**Supplied records:**
=-=-=
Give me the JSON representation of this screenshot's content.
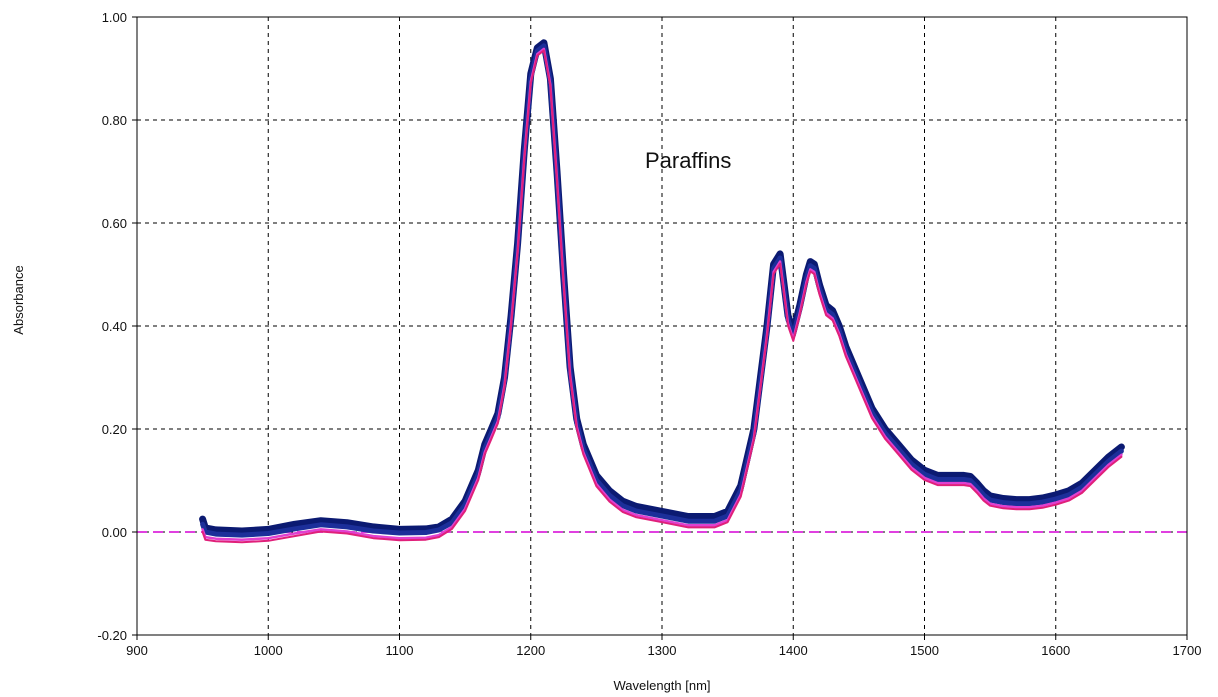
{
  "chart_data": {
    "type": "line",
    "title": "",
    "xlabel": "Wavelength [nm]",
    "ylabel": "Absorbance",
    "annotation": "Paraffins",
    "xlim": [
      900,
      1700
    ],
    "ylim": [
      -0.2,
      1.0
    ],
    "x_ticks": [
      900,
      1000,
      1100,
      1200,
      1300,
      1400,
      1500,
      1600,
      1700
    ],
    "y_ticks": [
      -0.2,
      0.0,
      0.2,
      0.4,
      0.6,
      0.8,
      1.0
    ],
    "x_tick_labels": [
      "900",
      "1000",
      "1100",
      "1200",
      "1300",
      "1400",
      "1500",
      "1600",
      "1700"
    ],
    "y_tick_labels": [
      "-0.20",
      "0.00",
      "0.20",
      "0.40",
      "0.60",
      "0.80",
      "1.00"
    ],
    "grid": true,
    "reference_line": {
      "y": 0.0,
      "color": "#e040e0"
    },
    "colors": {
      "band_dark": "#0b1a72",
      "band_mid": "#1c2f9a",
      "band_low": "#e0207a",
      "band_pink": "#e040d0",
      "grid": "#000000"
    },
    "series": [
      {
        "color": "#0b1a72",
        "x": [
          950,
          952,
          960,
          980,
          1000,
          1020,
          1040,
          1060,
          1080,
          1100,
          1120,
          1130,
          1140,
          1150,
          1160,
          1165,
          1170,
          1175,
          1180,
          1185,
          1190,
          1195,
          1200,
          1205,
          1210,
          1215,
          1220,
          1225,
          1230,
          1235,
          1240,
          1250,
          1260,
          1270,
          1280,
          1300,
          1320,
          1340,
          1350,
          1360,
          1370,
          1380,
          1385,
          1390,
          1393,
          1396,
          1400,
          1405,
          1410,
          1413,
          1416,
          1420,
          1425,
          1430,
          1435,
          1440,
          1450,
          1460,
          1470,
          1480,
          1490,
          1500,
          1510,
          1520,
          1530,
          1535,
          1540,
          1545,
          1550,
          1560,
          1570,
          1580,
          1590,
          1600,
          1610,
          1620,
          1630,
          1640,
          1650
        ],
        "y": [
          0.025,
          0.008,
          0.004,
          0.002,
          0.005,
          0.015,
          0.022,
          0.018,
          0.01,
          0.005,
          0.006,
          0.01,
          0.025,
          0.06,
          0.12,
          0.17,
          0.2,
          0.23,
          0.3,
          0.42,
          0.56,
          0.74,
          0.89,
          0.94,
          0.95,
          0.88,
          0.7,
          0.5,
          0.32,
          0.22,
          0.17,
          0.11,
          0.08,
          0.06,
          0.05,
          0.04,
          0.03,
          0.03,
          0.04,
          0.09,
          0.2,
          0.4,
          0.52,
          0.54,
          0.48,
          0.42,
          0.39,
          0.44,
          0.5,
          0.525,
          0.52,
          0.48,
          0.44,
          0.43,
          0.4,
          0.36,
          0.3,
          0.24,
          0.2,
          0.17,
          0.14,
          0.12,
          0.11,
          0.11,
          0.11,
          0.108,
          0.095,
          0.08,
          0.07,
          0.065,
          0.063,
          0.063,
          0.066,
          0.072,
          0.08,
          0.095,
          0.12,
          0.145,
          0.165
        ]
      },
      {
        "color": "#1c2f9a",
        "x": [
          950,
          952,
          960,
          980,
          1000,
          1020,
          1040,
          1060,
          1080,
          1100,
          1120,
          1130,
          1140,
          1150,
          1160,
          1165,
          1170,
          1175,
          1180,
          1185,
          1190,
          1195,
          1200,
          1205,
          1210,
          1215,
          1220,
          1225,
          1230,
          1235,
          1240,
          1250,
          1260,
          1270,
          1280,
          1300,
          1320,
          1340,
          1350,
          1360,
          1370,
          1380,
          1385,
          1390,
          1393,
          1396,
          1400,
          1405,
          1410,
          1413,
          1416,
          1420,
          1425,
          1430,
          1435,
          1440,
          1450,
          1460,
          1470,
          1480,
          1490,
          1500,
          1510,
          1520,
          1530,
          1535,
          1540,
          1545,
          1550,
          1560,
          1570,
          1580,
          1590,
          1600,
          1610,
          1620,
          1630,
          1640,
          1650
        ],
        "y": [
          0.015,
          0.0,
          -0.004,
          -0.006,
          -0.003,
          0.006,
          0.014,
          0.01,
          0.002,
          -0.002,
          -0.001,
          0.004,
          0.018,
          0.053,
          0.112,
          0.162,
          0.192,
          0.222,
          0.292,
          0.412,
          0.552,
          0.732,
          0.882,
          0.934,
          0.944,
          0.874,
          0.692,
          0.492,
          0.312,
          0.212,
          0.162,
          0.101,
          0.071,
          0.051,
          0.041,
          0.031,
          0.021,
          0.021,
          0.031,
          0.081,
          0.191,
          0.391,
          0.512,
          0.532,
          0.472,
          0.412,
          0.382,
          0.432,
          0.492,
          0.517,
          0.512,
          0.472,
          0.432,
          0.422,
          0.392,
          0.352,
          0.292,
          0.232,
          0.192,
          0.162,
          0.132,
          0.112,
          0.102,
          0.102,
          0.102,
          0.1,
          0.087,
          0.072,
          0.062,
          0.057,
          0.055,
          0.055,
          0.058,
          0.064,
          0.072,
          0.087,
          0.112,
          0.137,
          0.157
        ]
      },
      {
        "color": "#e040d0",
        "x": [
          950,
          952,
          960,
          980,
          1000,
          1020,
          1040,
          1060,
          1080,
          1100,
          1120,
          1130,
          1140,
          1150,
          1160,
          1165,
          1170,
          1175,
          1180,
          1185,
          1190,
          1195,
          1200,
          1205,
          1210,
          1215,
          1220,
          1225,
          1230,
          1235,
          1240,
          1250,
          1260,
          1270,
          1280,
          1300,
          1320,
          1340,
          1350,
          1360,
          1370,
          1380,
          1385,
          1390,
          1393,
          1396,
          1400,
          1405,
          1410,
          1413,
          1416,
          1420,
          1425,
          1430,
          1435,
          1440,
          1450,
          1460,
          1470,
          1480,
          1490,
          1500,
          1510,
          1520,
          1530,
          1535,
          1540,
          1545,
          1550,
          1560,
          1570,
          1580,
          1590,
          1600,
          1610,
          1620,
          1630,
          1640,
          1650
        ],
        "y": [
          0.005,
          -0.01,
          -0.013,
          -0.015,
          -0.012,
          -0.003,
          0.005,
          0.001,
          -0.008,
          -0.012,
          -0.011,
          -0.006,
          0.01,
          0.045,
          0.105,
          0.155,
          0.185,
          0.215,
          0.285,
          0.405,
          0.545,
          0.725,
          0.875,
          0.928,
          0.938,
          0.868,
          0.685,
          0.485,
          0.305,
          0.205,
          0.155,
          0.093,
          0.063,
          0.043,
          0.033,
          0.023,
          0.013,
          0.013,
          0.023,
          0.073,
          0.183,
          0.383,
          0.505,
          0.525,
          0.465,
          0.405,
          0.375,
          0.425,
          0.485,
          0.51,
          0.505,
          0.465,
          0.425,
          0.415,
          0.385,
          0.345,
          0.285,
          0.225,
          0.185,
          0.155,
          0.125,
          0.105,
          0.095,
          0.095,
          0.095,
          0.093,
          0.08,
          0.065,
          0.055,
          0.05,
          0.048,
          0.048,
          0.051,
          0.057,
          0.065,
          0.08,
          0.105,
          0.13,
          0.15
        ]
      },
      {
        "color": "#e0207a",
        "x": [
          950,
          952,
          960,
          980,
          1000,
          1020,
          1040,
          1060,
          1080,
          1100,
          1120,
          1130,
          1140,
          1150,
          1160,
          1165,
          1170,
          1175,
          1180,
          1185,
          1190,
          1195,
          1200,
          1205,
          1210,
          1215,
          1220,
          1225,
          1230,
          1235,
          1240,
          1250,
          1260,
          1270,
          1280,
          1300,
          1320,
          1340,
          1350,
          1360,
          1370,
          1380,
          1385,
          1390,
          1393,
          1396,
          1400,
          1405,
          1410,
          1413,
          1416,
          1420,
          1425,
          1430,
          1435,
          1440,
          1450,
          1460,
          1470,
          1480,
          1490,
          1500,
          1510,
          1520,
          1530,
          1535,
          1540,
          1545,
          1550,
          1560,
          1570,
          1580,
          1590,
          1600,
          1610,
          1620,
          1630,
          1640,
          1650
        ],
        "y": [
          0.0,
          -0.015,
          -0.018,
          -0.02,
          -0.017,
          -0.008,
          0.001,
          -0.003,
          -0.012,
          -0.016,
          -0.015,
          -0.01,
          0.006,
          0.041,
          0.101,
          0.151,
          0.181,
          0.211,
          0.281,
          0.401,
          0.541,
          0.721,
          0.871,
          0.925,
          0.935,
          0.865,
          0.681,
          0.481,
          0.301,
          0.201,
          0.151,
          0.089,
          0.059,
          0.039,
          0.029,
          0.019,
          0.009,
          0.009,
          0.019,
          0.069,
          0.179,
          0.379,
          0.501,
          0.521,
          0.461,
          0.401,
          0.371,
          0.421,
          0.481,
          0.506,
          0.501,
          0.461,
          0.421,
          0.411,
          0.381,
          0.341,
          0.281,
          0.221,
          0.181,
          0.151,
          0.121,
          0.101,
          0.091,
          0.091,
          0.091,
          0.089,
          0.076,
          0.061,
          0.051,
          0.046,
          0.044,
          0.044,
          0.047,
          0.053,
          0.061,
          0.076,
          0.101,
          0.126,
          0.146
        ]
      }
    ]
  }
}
=-=-=
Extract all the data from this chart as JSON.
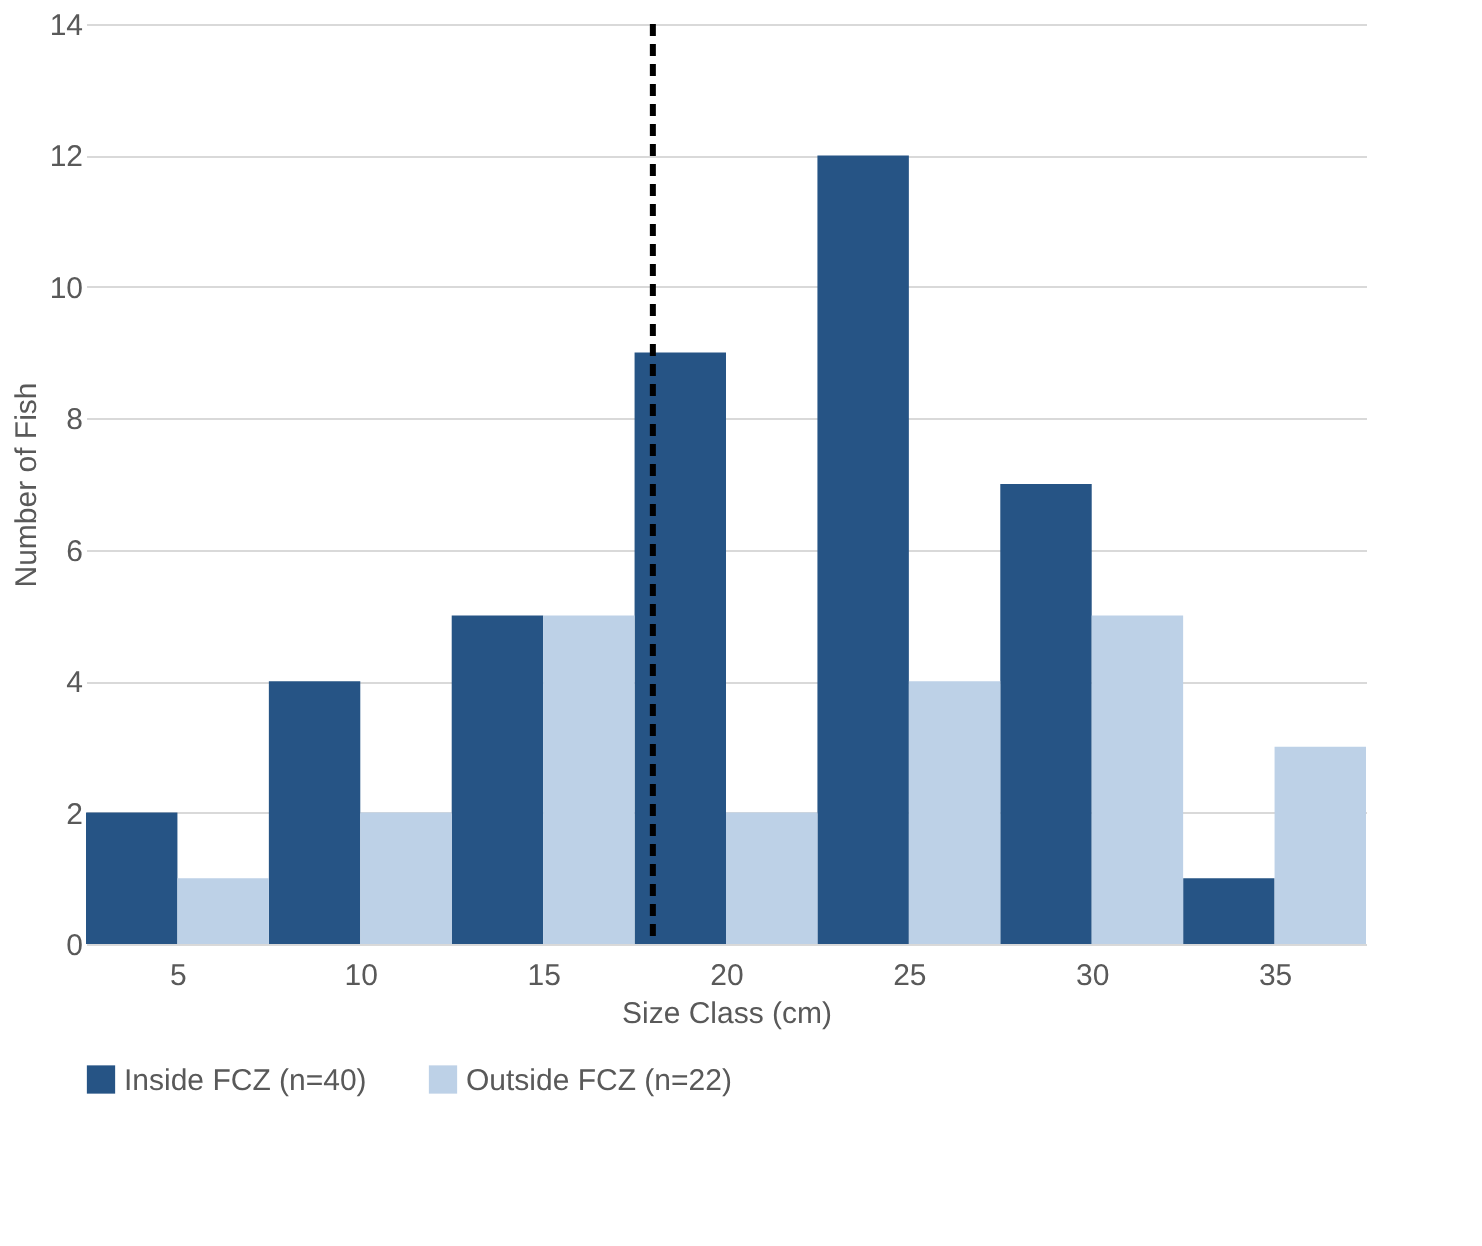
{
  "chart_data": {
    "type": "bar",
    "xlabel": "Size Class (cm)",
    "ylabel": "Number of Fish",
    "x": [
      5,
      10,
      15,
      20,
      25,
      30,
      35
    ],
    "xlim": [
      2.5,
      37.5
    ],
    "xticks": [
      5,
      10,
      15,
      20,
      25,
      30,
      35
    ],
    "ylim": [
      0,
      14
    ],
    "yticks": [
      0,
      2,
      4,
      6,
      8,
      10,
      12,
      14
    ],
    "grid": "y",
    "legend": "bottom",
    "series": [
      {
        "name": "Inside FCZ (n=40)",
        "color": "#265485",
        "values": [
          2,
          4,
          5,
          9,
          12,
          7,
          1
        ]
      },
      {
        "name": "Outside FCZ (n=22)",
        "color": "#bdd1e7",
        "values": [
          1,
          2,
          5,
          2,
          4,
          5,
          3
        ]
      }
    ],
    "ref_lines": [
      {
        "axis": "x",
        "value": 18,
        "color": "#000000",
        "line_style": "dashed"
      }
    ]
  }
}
=-=-=
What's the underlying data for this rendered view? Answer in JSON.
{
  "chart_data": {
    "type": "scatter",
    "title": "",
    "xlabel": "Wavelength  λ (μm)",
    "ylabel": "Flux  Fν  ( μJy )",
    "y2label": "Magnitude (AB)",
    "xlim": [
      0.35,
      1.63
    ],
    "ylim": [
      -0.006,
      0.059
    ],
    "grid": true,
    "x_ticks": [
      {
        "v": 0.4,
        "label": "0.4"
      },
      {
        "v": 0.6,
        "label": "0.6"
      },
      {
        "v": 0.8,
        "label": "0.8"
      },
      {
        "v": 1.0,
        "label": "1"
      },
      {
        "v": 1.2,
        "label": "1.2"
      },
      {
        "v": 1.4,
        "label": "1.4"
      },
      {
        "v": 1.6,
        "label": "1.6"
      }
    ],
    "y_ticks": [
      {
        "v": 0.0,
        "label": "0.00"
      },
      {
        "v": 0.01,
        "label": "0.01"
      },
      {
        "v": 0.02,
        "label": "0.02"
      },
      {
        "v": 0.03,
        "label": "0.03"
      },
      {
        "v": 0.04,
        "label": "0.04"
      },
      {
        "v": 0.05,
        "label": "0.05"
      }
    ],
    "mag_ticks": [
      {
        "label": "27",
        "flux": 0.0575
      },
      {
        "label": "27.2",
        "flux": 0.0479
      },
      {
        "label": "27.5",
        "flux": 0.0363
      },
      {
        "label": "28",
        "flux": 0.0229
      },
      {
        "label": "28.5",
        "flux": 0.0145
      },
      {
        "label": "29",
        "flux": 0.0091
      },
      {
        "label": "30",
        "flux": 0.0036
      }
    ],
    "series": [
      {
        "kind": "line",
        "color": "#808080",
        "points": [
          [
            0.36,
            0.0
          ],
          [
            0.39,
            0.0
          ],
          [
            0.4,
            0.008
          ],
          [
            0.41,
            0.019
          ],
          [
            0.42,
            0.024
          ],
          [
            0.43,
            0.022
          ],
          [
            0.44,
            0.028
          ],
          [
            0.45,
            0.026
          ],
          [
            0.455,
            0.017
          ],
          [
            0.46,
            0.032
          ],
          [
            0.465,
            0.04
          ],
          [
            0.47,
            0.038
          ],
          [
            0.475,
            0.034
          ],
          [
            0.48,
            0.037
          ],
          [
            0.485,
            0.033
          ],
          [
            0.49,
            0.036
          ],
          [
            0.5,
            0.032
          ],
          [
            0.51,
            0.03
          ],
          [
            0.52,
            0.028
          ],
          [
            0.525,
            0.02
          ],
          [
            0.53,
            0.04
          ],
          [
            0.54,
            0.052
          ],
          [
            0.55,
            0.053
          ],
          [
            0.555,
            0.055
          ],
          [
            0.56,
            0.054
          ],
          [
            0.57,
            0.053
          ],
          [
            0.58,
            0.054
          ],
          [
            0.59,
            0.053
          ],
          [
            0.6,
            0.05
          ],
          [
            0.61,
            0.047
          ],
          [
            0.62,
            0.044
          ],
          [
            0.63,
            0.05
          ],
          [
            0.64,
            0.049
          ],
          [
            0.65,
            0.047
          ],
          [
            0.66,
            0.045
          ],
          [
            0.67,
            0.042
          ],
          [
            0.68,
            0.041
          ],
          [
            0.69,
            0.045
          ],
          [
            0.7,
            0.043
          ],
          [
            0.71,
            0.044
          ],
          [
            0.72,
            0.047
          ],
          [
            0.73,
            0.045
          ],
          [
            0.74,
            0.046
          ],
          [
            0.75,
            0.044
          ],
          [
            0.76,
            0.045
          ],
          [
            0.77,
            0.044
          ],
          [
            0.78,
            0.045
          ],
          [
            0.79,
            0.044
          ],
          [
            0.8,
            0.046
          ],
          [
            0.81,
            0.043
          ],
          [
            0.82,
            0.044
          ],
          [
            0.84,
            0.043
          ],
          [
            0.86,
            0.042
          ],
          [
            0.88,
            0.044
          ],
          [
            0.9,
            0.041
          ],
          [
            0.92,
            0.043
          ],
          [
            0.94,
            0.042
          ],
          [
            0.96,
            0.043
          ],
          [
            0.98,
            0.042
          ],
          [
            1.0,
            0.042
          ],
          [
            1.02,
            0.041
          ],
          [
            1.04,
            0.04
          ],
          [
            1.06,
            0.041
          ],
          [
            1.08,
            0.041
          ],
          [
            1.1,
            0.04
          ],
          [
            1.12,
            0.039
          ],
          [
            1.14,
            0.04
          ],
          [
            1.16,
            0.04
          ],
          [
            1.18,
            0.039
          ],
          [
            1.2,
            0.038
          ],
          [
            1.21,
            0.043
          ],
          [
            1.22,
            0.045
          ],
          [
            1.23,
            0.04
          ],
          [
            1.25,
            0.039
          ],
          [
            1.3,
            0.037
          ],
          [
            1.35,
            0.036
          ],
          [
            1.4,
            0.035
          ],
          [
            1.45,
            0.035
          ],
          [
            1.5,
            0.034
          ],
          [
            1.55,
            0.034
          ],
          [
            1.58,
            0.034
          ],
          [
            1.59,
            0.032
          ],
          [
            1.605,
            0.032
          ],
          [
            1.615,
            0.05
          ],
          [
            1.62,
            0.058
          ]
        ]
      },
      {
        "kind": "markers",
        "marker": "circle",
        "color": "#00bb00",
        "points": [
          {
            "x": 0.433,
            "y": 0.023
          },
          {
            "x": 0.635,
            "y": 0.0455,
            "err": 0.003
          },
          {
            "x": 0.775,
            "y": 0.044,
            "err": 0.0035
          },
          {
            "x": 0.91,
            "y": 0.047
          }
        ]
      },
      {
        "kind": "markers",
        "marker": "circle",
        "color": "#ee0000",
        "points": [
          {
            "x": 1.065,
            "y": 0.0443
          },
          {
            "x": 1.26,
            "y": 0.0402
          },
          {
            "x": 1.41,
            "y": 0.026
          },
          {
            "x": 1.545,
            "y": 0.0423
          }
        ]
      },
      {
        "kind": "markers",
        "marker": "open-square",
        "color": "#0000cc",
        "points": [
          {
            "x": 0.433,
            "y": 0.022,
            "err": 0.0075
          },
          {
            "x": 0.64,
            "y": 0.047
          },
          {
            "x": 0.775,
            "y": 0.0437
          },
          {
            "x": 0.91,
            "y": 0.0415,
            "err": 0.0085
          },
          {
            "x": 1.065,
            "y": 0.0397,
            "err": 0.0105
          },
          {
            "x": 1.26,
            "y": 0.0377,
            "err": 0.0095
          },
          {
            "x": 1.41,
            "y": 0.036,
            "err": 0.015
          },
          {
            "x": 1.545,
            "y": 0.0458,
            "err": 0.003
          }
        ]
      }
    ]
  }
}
=-=-=
**Stated task:** Find the word "JSON" in the entries, and copy every line it shows up in.

**Answer to this exercise:**
Give me the JSON representation of this screenshot's content.
Extract all the data from this chart as JSON.
What's the underlying data for this rendered view? Answer in JSON.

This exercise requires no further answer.